**GIVEN EXERCISE**
Hunt for the word "Линейная" across the entries below, copying each line that holds it.

(Excerpts from a figure dataset)
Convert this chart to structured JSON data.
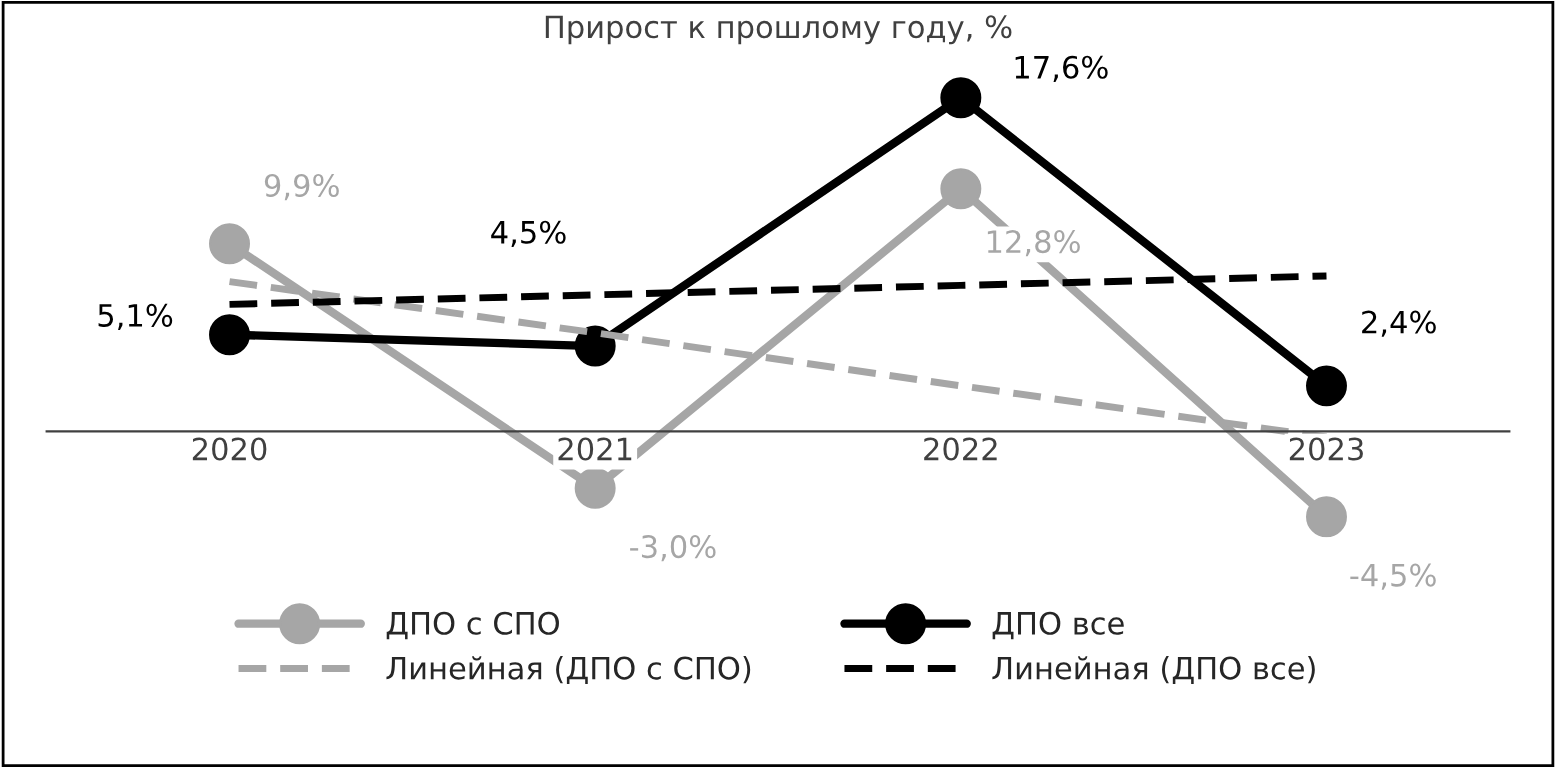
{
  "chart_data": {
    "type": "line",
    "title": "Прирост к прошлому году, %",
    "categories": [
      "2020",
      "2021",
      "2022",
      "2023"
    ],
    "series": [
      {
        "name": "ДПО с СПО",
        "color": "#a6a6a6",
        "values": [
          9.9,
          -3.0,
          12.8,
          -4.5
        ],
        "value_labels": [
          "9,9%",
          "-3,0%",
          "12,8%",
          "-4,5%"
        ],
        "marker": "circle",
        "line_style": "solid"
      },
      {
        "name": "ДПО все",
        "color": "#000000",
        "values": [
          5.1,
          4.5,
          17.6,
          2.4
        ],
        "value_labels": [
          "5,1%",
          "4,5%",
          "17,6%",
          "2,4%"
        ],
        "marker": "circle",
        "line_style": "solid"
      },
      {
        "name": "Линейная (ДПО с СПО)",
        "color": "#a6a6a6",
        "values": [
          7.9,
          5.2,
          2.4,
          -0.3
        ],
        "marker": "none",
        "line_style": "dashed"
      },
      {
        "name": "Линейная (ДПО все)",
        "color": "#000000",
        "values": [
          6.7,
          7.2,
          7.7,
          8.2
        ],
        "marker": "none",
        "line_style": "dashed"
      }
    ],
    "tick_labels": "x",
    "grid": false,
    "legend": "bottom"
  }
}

**SOLUTION**
        "name": "Линейная (ДПО с СПО)",
        "name": "Линейная (ДПО все)",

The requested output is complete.